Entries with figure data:
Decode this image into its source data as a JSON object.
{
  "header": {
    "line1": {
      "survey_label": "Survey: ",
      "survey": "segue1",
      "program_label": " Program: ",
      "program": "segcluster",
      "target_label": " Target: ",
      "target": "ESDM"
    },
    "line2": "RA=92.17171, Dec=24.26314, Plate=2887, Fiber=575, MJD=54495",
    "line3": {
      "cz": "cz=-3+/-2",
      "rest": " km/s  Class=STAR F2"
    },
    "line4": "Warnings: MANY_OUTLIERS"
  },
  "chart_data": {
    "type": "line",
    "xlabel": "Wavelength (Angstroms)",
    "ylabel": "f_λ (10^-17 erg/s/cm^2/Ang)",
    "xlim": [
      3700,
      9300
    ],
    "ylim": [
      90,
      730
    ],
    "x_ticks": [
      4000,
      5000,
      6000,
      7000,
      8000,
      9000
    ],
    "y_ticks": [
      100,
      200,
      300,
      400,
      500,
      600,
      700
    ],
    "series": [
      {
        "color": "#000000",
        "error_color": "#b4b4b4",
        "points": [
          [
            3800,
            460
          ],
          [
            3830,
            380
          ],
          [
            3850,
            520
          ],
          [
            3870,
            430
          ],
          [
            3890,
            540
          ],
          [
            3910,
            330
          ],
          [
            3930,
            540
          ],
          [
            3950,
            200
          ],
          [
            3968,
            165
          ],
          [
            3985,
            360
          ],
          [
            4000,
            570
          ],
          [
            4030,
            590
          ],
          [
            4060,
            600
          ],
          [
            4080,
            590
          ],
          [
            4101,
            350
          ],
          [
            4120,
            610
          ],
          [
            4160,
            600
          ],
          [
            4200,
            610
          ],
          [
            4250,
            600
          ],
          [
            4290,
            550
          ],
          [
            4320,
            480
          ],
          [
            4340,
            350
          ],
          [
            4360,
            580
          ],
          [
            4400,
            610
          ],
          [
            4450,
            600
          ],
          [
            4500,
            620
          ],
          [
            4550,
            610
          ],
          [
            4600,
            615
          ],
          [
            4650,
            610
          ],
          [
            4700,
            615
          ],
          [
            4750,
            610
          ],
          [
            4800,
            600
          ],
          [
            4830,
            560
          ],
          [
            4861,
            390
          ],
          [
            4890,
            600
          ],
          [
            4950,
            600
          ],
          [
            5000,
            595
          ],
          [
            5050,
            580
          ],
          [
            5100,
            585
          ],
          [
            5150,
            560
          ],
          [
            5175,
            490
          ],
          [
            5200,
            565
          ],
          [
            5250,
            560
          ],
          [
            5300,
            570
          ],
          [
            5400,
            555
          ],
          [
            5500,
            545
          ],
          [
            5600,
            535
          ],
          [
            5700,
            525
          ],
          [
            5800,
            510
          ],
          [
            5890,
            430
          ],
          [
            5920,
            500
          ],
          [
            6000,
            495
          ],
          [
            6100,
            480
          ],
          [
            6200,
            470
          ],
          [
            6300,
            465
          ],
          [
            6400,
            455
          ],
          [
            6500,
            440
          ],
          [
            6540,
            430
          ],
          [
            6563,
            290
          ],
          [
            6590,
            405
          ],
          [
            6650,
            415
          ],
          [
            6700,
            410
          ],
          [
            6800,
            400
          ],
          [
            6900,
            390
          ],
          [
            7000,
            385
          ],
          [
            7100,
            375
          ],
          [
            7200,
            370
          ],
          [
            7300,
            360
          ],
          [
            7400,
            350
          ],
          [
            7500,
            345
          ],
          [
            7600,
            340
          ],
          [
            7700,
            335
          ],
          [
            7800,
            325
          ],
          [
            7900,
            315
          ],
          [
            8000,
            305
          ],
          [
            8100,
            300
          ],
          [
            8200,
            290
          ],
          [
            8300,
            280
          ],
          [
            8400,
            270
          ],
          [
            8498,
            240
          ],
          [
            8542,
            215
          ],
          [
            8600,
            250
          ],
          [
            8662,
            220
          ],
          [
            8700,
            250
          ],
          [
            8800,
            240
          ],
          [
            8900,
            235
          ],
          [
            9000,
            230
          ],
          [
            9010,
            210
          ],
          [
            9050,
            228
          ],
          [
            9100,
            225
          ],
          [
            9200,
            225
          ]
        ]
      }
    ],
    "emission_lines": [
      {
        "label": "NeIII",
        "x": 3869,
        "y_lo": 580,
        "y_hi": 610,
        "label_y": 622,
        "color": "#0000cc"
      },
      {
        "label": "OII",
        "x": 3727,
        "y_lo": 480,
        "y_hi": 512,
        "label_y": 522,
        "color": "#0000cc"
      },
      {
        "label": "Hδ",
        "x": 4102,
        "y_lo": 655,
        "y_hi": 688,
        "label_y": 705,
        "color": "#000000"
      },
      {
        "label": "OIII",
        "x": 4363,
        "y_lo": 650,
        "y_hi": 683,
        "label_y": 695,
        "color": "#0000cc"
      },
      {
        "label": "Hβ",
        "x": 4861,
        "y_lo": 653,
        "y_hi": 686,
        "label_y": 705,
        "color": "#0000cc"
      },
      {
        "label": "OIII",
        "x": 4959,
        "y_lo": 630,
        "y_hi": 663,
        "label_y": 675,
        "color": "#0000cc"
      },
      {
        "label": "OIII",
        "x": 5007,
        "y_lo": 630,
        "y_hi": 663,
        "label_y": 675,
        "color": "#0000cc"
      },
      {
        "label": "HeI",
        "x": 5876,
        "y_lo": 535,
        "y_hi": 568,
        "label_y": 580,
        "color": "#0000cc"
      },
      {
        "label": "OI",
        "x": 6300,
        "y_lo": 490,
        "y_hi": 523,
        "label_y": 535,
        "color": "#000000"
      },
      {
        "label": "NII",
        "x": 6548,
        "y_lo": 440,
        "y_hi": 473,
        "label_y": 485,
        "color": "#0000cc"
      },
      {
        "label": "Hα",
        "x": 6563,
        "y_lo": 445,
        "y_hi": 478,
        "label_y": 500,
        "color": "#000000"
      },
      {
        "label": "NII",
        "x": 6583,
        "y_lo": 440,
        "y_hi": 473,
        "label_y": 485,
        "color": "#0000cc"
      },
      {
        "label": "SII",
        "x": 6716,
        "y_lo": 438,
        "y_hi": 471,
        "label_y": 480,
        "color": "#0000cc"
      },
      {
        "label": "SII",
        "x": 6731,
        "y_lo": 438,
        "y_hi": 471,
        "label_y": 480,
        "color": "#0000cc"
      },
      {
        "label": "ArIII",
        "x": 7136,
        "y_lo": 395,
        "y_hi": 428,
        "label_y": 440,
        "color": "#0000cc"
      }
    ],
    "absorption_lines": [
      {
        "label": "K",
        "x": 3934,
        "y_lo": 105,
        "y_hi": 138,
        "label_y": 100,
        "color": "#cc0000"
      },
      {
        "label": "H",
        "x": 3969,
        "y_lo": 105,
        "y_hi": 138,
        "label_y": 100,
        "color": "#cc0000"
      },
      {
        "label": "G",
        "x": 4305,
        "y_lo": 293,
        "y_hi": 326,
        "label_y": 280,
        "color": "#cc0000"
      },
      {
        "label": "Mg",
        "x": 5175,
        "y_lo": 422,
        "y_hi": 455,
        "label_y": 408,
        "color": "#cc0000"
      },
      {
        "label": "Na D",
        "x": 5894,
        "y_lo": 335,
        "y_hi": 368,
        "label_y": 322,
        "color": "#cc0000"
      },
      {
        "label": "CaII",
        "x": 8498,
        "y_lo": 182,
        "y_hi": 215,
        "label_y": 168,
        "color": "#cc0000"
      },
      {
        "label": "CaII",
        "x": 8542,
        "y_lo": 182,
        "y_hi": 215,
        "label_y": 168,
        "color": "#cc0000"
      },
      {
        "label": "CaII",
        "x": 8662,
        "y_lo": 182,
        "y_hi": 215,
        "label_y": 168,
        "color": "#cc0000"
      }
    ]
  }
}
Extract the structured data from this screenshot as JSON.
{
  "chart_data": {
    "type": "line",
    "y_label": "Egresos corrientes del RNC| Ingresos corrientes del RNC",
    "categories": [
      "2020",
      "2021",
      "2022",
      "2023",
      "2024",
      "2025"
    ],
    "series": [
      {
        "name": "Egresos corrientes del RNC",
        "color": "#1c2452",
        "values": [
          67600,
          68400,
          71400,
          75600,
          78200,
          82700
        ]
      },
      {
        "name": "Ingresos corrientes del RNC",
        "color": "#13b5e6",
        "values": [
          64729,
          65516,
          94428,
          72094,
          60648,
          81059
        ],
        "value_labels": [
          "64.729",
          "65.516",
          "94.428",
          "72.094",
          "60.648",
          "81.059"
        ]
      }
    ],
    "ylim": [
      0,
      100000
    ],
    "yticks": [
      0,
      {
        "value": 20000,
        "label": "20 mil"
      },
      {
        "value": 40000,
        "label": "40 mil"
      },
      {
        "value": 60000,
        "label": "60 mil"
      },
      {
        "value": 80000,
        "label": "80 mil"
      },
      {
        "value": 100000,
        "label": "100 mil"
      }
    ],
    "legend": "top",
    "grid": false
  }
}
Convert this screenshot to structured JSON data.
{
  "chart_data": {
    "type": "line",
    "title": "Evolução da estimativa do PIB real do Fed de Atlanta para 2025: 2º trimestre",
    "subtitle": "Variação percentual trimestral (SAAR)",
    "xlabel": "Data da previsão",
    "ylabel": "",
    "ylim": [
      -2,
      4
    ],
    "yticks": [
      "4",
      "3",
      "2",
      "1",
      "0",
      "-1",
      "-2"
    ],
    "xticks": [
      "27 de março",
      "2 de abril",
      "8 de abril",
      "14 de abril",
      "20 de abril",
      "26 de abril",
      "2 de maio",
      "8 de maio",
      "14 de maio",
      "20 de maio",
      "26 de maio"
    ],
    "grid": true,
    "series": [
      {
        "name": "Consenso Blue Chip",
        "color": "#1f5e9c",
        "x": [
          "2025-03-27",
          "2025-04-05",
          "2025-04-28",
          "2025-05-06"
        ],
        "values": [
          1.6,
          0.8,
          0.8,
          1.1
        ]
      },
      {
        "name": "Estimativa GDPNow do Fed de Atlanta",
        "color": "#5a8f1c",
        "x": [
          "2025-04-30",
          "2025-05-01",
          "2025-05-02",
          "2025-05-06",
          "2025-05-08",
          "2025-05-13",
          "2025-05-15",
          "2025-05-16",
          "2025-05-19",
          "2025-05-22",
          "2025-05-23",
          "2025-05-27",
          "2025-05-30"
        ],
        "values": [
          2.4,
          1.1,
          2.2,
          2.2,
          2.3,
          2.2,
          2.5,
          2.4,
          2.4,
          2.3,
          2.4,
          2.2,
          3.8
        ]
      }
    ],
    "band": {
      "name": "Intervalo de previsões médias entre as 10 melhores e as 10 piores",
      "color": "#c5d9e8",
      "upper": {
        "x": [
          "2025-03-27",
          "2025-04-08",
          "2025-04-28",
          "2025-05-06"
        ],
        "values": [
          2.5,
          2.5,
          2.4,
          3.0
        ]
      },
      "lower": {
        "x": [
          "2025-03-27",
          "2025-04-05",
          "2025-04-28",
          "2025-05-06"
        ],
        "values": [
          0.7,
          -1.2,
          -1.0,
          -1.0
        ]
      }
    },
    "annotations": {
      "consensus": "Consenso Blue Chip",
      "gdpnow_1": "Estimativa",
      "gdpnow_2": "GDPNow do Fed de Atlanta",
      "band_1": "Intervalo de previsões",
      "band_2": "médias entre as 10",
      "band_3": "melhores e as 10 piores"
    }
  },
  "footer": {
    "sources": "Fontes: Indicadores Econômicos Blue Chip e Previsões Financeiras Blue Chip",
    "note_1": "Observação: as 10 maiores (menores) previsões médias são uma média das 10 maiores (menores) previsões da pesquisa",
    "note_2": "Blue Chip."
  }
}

▶ **Your objective**: Read the lines above. Gather those in which the string "JSON" is found.

▶ **Correct output**:
Decode this image into its source data as a JSON object.
Extract the structured data from this screenshot as JSON.
Convert this screenshot to structured JSON data.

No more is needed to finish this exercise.